──────── MATERIALS PROVIDED ────────

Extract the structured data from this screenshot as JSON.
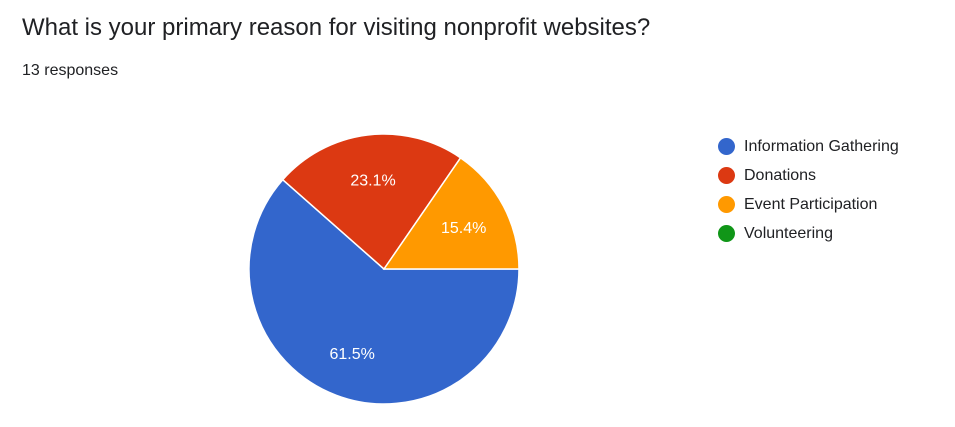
{
  "question": {
    "title": "What is your primary reason for visiting nonprofit websites?",
    "responses": "13 responses"
  },
  "chart_data": {
    "type": "pie",
    "categories": [
      "Information Gathering",
      "Donations",
      "Event Participation",
      "Volunteering"
    ],
    "values": [
      61.5,
      23.1,
      15.4,
      0
    ],
    "labels": [
      "61.5%",
      "23.1%",
      "15.4%",
      ""
    ],
    "colors": [
      "#3366cc",
      "#dc3912",
      "#ff9900",
      "#109618"
    ],
    "legend_position": "right"
  }
}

────────

§ EXERCISE AIM
Copy the material above exactly and drop the pictures.

§ RESULT OF THIS EXERCISE
Extract the structured data from this screenshot as JSON.
{
  "question": {
    "title": "What is your primary reason for visiting nonprofit websites?",
    "responses": "13 responses"
  },
  "chart_data": {
    "type": "pie",
    "categories": [
      "Information Gathering",
      "Donations",
      "Event Participation",
      "Volunteering"
    ],
    "values": [
      61.5,
      23.1,
      15.4,
      0
    ],
    "labels": [
      "61.5%",
      "23.1%",
      "15.4%",
      ""
    ],
    "colors": [
      "#3366cc",
      "#dc3912",
      "#ff9900",
      "#109618"
    ],
    "legend_position": "right"
  }
}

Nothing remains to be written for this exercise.